Task directions » Tally up how many lines in the listing below contain the string "content", and give only the total.

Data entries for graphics
◇ ◇ ◇ ◇ ◇ ◇ ◇

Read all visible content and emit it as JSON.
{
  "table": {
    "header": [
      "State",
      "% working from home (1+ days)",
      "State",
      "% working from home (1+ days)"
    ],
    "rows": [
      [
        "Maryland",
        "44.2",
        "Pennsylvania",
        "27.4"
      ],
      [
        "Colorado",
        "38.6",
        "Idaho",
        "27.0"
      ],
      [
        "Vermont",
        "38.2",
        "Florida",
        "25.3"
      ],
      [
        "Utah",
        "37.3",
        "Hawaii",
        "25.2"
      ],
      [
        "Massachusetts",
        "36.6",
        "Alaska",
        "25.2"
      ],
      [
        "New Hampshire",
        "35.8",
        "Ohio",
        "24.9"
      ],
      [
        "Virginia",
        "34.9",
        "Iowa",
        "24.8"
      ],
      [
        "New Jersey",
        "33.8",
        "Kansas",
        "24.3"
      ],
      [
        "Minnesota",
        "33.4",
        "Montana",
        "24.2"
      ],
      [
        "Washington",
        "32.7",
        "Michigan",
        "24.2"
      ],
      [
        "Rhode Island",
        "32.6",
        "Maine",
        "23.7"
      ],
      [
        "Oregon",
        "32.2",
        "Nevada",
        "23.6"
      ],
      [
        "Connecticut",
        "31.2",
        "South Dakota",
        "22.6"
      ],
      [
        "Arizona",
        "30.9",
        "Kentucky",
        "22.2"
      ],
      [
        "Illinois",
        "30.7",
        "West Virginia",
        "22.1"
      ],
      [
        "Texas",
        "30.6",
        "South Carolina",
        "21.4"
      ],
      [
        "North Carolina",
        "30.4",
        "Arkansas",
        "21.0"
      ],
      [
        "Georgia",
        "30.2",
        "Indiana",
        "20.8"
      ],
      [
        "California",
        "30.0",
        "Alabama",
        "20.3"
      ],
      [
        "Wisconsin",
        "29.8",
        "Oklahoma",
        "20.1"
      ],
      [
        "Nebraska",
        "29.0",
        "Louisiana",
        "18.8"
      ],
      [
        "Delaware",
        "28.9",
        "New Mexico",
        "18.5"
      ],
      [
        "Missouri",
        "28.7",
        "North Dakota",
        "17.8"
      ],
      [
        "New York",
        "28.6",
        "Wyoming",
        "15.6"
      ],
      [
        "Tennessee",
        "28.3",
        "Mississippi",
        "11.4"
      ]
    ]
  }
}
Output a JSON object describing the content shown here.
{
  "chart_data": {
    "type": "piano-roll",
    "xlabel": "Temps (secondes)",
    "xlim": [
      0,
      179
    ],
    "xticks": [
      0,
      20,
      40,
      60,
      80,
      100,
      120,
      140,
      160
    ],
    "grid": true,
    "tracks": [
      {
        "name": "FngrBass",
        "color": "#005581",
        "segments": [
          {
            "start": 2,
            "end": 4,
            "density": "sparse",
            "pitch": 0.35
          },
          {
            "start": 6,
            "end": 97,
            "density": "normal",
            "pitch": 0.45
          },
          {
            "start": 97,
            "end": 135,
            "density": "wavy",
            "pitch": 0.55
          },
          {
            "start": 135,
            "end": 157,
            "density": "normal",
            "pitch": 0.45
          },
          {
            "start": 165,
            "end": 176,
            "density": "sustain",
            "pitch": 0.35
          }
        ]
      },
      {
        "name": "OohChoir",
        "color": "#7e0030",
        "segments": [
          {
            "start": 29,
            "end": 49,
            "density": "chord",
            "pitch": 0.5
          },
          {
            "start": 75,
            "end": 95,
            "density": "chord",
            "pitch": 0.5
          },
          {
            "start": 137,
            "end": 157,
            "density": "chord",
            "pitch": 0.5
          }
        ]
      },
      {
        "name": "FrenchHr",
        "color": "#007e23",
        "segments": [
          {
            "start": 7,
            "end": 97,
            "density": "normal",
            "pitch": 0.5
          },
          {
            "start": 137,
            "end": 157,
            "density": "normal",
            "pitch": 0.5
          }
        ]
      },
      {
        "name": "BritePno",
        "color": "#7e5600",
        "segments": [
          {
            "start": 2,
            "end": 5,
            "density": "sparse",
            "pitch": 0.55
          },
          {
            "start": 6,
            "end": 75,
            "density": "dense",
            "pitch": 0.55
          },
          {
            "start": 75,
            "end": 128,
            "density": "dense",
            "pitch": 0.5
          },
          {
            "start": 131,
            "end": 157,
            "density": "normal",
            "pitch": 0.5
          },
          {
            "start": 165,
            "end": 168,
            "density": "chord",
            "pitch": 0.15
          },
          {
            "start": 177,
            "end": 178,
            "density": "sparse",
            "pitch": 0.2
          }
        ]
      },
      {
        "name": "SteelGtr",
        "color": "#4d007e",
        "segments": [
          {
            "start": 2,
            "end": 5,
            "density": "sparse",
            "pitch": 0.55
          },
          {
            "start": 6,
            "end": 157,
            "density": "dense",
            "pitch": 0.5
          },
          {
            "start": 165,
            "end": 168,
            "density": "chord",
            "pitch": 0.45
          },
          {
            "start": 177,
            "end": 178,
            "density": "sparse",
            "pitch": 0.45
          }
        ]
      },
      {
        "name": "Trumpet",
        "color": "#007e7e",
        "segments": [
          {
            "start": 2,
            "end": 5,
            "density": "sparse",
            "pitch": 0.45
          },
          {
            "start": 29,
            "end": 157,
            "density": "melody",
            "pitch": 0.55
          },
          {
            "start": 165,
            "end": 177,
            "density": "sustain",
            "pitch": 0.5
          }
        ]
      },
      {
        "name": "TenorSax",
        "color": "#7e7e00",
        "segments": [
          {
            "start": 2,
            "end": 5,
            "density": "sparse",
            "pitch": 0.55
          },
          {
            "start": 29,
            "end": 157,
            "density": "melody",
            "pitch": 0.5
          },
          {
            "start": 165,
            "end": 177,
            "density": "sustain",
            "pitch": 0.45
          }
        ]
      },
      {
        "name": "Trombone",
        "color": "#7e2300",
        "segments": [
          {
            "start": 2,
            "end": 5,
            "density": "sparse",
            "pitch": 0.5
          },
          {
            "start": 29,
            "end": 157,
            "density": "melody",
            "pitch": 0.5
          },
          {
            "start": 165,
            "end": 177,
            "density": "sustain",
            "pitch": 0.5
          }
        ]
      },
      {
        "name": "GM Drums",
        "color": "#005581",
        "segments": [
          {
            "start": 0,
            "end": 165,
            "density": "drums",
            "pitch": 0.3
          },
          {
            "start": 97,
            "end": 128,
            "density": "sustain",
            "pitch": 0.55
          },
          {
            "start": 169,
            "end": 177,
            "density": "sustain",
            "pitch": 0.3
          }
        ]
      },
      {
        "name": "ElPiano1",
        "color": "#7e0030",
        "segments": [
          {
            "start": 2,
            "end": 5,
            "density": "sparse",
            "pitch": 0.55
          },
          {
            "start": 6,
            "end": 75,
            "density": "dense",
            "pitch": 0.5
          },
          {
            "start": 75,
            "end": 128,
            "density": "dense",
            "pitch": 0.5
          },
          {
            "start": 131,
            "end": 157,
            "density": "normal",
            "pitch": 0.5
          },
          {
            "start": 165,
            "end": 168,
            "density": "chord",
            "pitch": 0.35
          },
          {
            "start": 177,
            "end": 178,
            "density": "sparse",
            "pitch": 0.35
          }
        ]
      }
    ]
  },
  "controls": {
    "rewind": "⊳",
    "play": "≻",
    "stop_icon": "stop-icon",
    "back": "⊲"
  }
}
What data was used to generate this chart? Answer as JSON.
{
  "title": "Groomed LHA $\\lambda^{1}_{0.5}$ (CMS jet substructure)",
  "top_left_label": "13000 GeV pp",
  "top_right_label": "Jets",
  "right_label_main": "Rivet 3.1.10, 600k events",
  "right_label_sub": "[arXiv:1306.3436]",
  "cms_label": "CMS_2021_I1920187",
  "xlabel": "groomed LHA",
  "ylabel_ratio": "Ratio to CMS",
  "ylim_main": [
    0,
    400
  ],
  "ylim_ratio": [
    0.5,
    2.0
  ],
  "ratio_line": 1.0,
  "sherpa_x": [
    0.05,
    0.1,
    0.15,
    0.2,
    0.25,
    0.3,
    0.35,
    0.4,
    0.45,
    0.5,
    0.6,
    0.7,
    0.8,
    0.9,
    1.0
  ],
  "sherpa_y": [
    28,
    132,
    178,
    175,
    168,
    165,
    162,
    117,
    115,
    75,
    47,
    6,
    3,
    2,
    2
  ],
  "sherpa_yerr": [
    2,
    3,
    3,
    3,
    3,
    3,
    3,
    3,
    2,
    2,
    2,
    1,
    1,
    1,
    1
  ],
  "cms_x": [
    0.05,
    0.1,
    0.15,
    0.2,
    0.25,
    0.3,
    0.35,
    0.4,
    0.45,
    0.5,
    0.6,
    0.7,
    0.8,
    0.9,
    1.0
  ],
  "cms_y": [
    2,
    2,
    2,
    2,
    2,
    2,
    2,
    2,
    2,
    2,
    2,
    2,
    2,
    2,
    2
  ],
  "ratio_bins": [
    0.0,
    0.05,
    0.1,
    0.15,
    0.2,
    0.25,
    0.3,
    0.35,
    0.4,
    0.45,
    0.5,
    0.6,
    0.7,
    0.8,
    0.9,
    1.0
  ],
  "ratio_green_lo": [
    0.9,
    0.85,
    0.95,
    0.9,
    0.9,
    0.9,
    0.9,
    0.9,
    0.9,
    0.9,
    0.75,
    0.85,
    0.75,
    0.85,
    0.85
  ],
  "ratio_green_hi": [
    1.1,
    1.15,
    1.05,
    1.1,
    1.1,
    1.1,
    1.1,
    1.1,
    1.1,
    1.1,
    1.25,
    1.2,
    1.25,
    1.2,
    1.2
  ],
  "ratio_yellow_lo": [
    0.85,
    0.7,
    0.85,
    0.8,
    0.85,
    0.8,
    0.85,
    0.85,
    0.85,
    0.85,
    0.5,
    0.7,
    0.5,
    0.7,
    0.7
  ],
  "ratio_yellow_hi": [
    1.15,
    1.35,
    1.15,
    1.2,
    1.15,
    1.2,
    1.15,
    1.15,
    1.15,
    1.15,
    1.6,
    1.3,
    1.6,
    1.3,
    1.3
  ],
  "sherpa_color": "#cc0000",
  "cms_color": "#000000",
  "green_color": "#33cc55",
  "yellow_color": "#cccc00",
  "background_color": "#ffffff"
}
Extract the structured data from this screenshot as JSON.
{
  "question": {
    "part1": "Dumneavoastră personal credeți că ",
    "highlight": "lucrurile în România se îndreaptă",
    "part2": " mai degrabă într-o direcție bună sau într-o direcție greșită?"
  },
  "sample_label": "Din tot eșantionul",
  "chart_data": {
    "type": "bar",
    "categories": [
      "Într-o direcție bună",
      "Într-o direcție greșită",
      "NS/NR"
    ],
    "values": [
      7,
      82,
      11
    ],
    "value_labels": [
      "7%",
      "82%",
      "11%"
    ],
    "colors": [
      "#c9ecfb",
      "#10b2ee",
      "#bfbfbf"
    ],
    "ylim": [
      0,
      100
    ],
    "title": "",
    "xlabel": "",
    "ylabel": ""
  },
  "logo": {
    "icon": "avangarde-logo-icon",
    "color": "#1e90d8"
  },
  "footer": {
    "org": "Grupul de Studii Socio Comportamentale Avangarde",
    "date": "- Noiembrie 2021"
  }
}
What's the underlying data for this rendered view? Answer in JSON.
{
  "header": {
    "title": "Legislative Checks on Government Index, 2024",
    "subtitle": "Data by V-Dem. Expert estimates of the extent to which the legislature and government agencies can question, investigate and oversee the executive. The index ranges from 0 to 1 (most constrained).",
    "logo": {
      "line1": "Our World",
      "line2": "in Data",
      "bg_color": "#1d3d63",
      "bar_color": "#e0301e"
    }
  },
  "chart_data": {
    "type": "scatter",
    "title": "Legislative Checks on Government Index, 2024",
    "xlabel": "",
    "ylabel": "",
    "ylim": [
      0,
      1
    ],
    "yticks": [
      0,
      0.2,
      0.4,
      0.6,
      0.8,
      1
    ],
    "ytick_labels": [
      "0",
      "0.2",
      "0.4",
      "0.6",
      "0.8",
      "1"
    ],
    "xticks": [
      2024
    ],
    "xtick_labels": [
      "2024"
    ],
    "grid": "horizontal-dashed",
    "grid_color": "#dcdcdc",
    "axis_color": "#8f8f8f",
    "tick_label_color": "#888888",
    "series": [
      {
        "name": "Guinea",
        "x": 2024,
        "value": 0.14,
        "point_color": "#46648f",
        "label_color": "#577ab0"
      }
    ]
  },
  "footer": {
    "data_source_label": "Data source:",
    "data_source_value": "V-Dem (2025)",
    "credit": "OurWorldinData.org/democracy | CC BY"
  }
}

◇ ◇ ◇ ◇ ◇ ◇ ◇

Written reply » 2